-------- ENTRIES SUPPLIED

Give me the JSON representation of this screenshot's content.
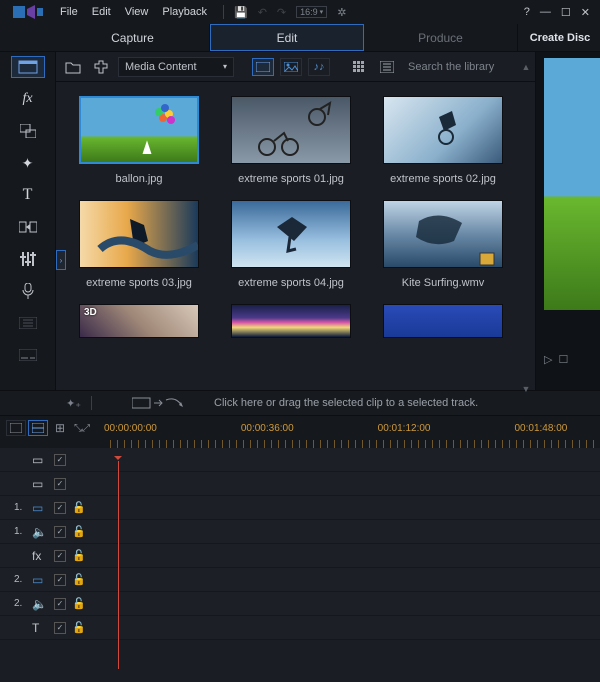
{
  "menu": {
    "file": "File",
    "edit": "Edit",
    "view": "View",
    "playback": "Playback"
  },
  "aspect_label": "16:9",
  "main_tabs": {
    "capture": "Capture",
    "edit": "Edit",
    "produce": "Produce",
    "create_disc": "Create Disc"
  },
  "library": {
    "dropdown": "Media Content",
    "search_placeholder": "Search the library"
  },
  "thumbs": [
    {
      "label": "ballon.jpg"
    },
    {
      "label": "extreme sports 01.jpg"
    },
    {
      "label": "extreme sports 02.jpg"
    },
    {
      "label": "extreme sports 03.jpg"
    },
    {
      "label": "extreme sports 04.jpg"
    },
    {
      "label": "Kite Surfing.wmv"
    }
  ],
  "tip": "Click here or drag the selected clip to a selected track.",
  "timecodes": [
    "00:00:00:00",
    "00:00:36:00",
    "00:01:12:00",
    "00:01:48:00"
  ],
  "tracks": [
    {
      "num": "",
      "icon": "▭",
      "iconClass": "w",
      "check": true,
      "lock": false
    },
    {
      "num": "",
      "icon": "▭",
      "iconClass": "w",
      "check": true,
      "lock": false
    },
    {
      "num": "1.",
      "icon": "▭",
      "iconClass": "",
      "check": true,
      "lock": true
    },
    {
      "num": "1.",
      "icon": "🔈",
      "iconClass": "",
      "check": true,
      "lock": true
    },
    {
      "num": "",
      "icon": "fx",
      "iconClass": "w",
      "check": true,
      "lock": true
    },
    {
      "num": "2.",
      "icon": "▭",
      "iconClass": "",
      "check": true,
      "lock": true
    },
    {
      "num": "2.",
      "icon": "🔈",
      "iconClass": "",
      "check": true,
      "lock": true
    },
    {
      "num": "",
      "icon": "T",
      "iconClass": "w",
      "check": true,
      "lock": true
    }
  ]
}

----------------

*WORK REQUIRED*
Copy the whole of the material above exactly, but not its images.

*FULL ANSWER*
Give me the JSON representation of this screenshot's content.
{
  "menu": {
    "file": "File",
    "edit": "Edit",
    "view": "View",
    "playback": "Playback"
  },
  "aspect_label": "16:9",
  "main_tabs": {
    "capture": "Capture",
    "edit": "Edit",
    "produce": "Produce",
    "create_disc": "Create Disc"
  },
  "library": {
    "dropdown": "Media Content",
    "search_placeholder": "Search the library"
  },
  "thumbs": [
    {
      "label": "ballon.jpg"
    },
    {
      "label": "extreme sports 01.jpg"
    },
    {
      "label": "extreme sports 02.jpg"
    },
    {
      "label": "extreme sports 03.jpg"
    },
    {
      "label": "extreme sports 04.jpg"
    },
    {
      "label": "Kite Surfing.wmv"
    }
  ],
  "tip": "Click here or drag the selected clip to a selected track.",
  "timecodes": [
    "00:00:00:00",
    "00:00:36:00",
    "00:01:12:00",
    "00:01:48:00"
  ],
  "tracks": [
    {
      "num": "",
      "icon": "▭",
      "iconClass": "w",
      "check": true,
      "lock": false
    },
    {
      "num": "",
      "icon": "▭",
      "iconClass": "w",
      "check": true,
      "lock": false
    },
    {
      "num": "1.",
      "icon": "▭",
      "iconClass": "",
      "check": true,
      "lock": true
    },
    {
      "num": "1.",
      "icon": "🔈",
      "iconClass": "",
      "check": true,
      "lock": true
    },
    {
      "num": "",
      "icon": "fx",
      "iconClass": "w",
      "check": true,
      "lock": true
    },
    {
      "num": "2.",
      "icon": "▭",
      "iconClass": "",
      "check": true,
      "lock": true
    },
    {
      "num": "2.",
      "icon": "🔈",
      "iconClass": "",
      "check": true,
      "lock": true
    },
    {
      "num": "",
      "icon": "T",
      "iconClass": "w",
      "check": true,
      "lock": true
    }
  ]
}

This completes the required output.